▽

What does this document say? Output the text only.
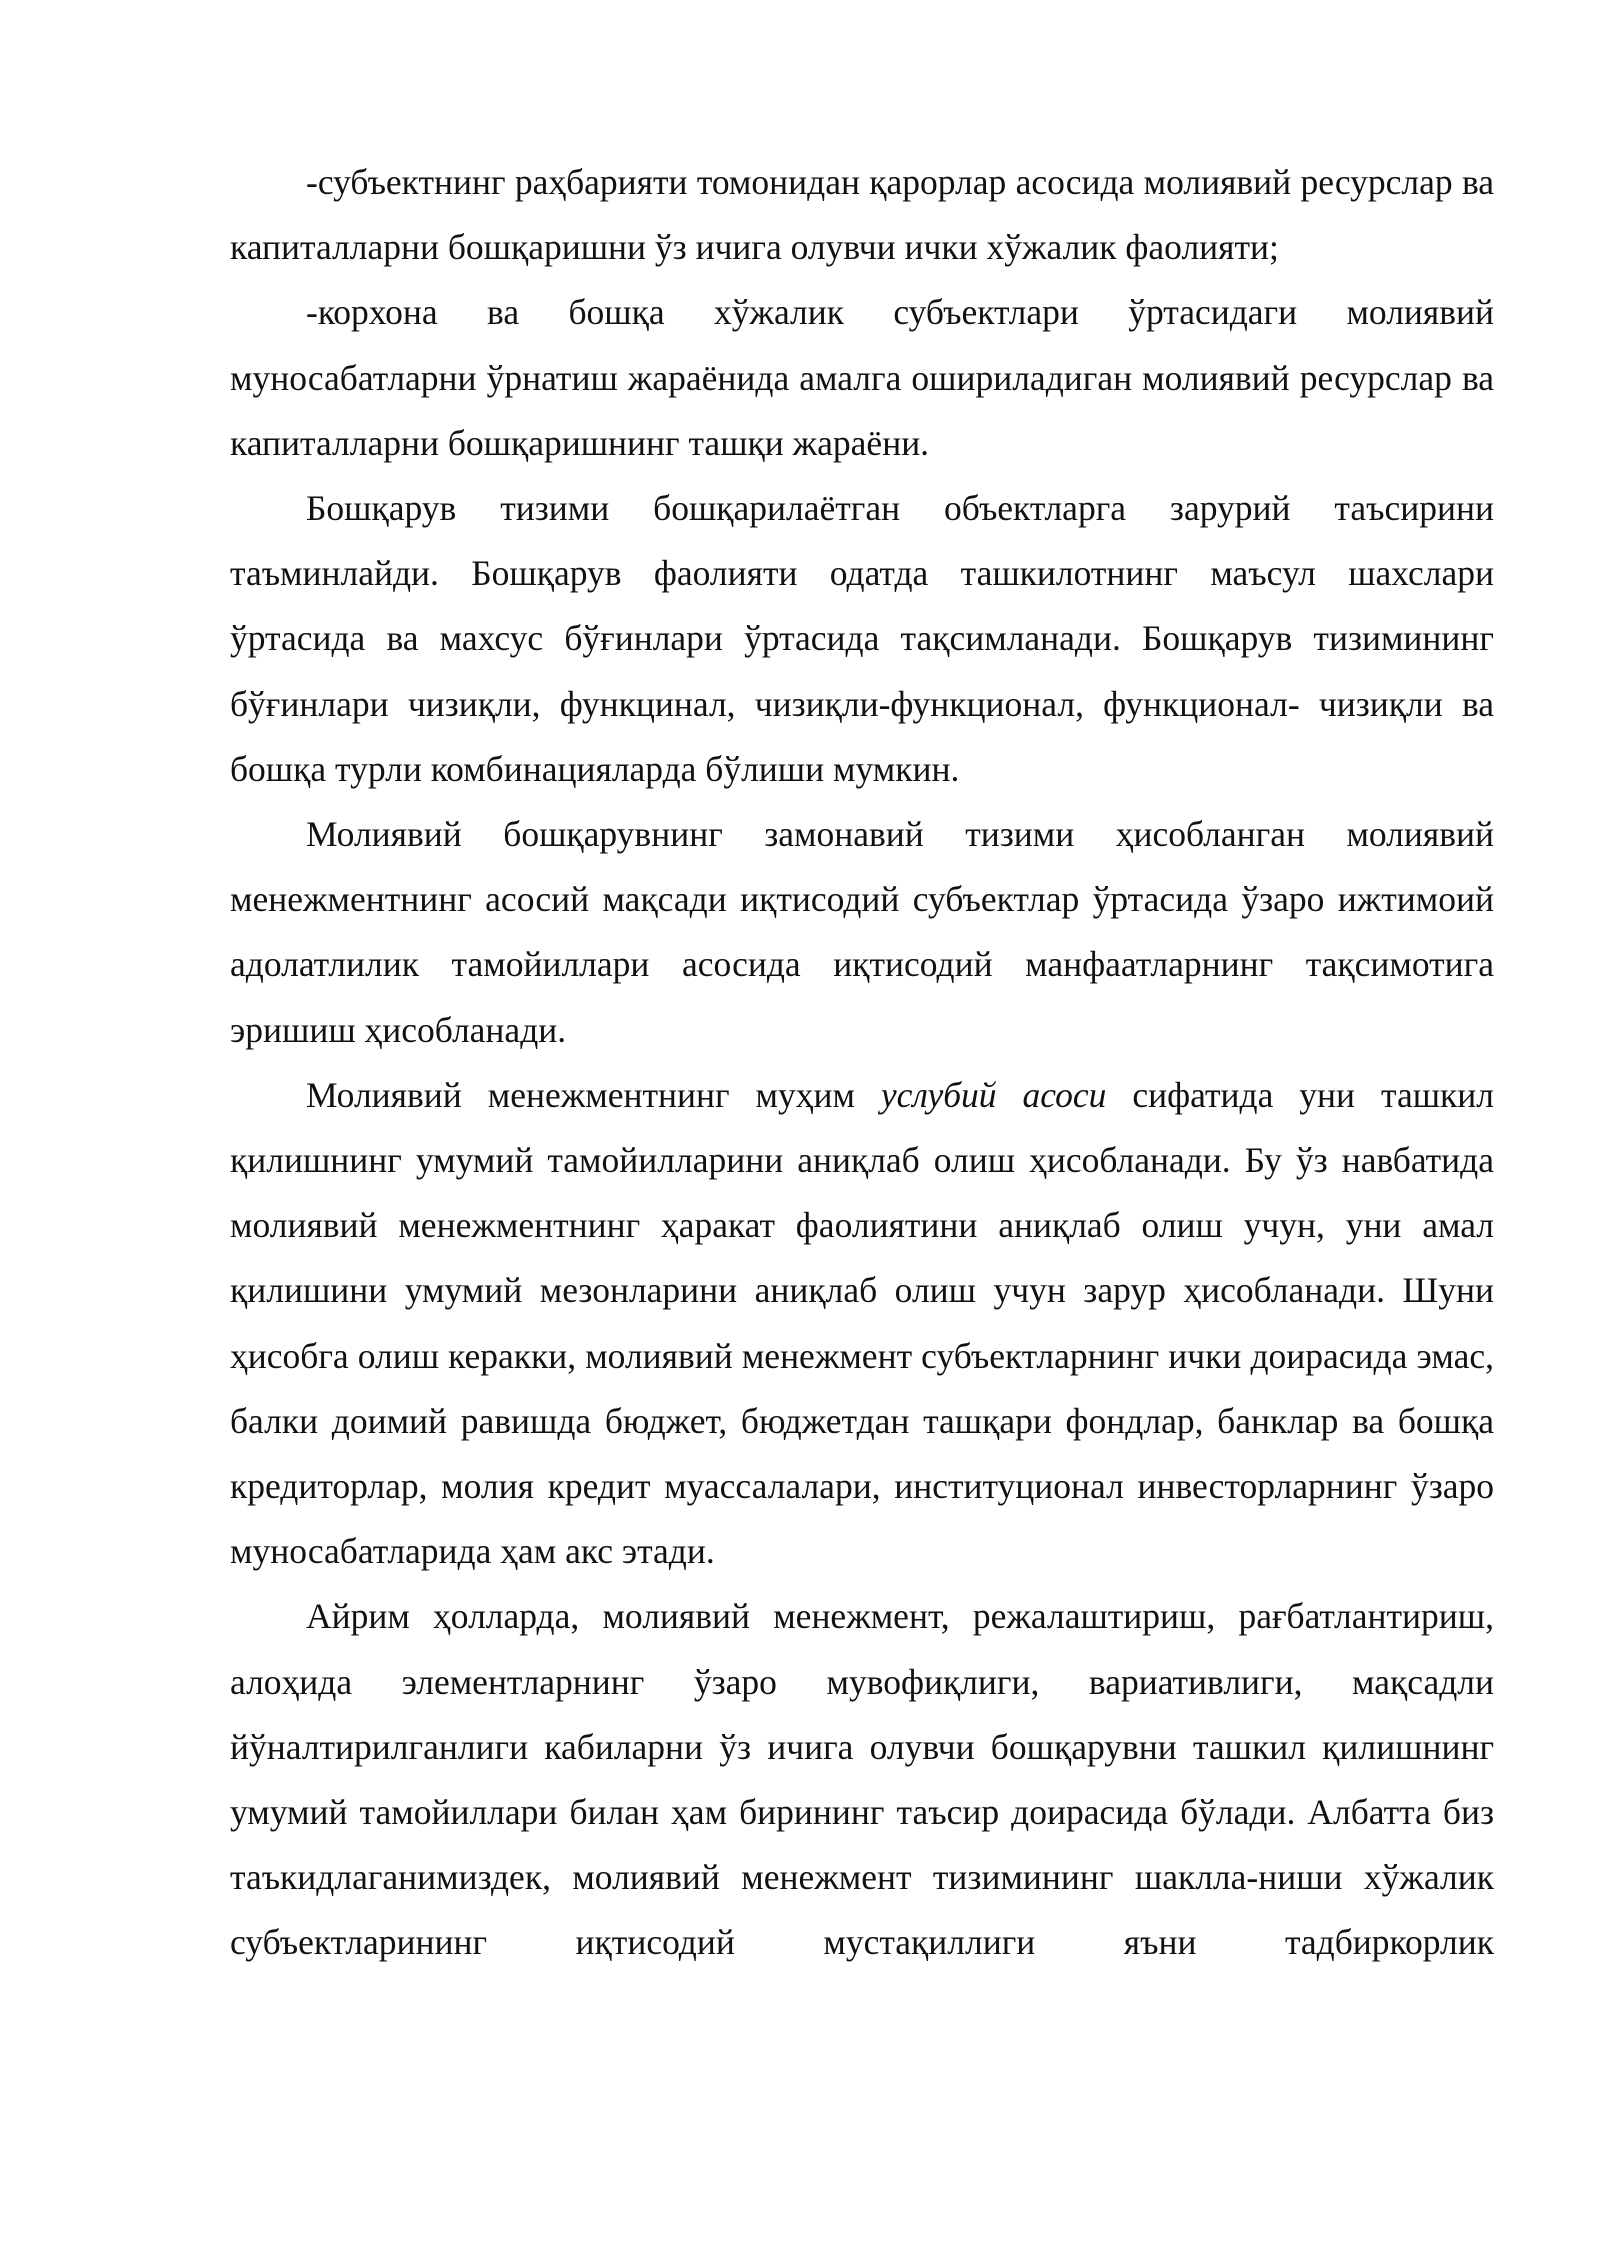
-субъектнинг раҳбарияти томонидан қарорлар асосида молиявий ресурслар ва капиталларни бошқаришни ўз ичига олувчи ички хўжалик фаолияти;

-корхона ва бошқа хўжалик субъектлари ўртасидаги молиявий муносабатларни ўрнатиш жараёнида амалга ошириладиган молиявий ресурслар ва капиталларни бошқаришнинг ташқи жараёни.

Бошқарув тизими бошқарилаётган объектларга зарурий таъсирини таъминлайди. Бошқарув фаолияти одатда ташкилотнинг маъсул шахслари ўртасида ва махсус бўғинлари ўртасида тақсимланади. Бошқарув тизимининг бўғинлари чизиқли, функцинал, чизиқли-функционал, функционал- чизиқли ва бошқа турли комбинацияларда бўлиши мумкин.

Молиявий бошқарувнинг замонавий тизими ҳисобланган молиявий менежментнинг асосий мақсади иқтисодий субъектлар ўртасида ўзаро ижтимоий адолатлилик тамойиллари асосида иқтисодий манфаатларнинг тақсимотига эришиш ҳисобланади.

Молиявий менежментнинг муҳим услубий асоси сифатида уни ташкил қилишнинг умумий тамойилларини аниқлаб олиш ҳисобланади. Бу ўз навбатида молиявий менежментнинг ҳаракат фаолиятини аниқлаб олиш учун, уни амал қилишини умумий мезонларини аниқлаб олиш учун зарур ҳисобланади. Шуни ҳисобга олиш керакки, молиявий менежмент субъектларнинг ички доирасида эмас, балки доимий равишда бюджет, бюджетдан ташқари фондлар, банклар ва бошқа кредиторлар, молия кредит муассалалари, институционал инвесторларнинг ўзаро муносабатларида ҳам акс этади.

Айрим ҳолларда, молиявий менежмент, режалаштириш, рағбатлантириш, алоҳида элементларнинг ўзаро мувофиқлиги, вариативлиги, мақсадли йўналтирилганлиги кабиларни ўз ичига олувчи бошқарувни ташкил қилишнинг умумий тамойиллари билан ҳам бирининг таъсир доирасида бўлади. Албатта биз таъкидлаганимиздек, молиявий менежмент тизимининг шаклла-ниши хўжалик субъектларининг иқтисодий мустақиллиги яъни тадбиркорлик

△

* To do *
What is the number of lines holding the word "олувчи"? State it alone.

* Correct response *
2